**THE EXERCISE:** Return the listing below verbatim. Pictures do not belong in the copy.

**EXTRACTED INFORMATION:**
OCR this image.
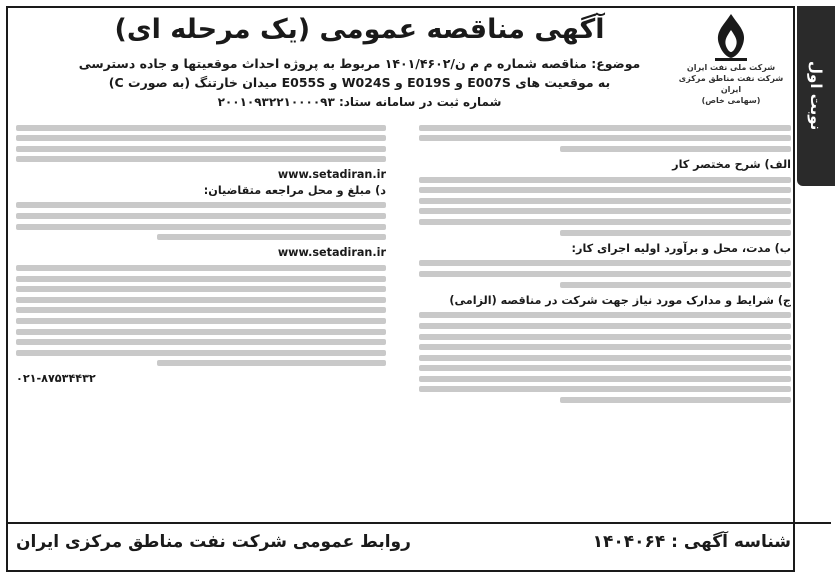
نوبت اول
شرکت ملی نفت ایران
شرکت نفت مناطق مرکزی ایران
(سهامی خاص)
آگهی مناقصه عمومی (یک مرحله ای)
موضوع: مناقصه شماره م م ن/۱۴۰۱/۴۶۰۲ مربوط به پروژه احداث موقعیتها و جاده دسترسی
به موقعیت های E007S و E019S و W024S و E055S میدان خارتنگ (به صورت C)
شماره ثبت در سامانه ستاد: ۲۰۰۱۰۹۳۲۲۱۰۰۰۰۹۳

الف) شرح مختصر کار

ب) مدت، محل و برآورد اولیه اجرای کار:

ج) شرایط و مدارک مورد نیاز جهت شرکت در مناقصه (الزامی)

www.setadiran.ir

د) مبلغ و محل مراجعه متقاضیان:

www.setadiran.ir

۰۲۱-۸۷۵۳۴۴۳۲

شناسه آگهی : ۱۴۰۴۰۶۴
روابط عمومی شرکت نفت مناطق مرکزی ایران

**ANSWER FOR THIS EXERCISE:**
OCR this image.
نوبت اول
شرکت ملی نفت ایران
شرکت نفت مناطق مرکزی ایران
(سهامی خاص)
آگهی مناقصه عمومی (یک مرحله ای)
موضوع: مناقصه شماره م م ن/۱۴۰۱/۴۶۰۲ مربوط به پروژه احداث موقعیتها و جاده دسترسی
به موقعیت های E007S و E019S و W024S و E055S میدان خارتنگ (به صورت C)
شماره ثبت در سامانه ستاد: ۲۰۰۱۰۹۳۲۲۱۰۰۰۰۹۳

الف) شرح مختصر کار

ب) مدت، محل و برآورد اولیه اجرای کار:

ج) شرایط و مدارک مورد نیاز جهت شرکت در مناقصه (الزامی)

www.setadiran.ir

د) مبلغ و محل مراجعه متقاضیان:

www.setadiran.ir

۰۲۱-۸۷۵۳۴۴۳۲

شناسه آگهی : ۱۴۰۴۰۶۴
روابط عمومی شرکت نفت مناطق مرکزی ایران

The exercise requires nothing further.